**Written exercise:** Copy out each line containing "this" from the entries below.

**The data:**
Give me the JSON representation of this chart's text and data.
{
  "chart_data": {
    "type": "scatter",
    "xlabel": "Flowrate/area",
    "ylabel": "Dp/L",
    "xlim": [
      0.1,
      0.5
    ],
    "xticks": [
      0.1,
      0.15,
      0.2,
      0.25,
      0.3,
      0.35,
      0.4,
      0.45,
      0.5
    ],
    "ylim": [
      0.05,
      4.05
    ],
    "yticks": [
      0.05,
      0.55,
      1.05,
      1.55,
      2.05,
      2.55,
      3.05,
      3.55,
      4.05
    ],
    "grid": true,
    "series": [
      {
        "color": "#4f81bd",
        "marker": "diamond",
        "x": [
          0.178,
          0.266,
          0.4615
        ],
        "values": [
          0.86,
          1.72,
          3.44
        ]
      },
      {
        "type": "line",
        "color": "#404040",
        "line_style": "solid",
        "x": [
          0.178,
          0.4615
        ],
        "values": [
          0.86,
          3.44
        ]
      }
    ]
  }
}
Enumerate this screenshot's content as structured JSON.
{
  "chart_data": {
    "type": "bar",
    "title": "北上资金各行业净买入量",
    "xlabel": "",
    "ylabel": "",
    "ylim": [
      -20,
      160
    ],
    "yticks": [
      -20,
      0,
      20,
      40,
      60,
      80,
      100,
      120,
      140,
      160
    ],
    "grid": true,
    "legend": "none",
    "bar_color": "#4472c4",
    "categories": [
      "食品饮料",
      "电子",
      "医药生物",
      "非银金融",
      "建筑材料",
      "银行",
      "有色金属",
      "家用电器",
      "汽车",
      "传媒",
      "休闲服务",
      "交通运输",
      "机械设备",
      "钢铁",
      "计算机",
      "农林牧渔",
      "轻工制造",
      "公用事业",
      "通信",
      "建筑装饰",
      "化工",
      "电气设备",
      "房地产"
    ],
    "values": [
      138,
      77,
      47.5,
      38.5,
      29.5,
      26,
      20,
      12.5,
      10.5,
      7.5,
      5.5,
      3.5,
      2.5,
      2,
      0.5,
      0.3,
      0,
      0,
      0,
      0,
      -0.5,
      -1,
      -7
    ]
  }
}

**Task result:**
Give me the JSON representation of this chart's text and data.
Enumerate this screenshot's content as structured JSON.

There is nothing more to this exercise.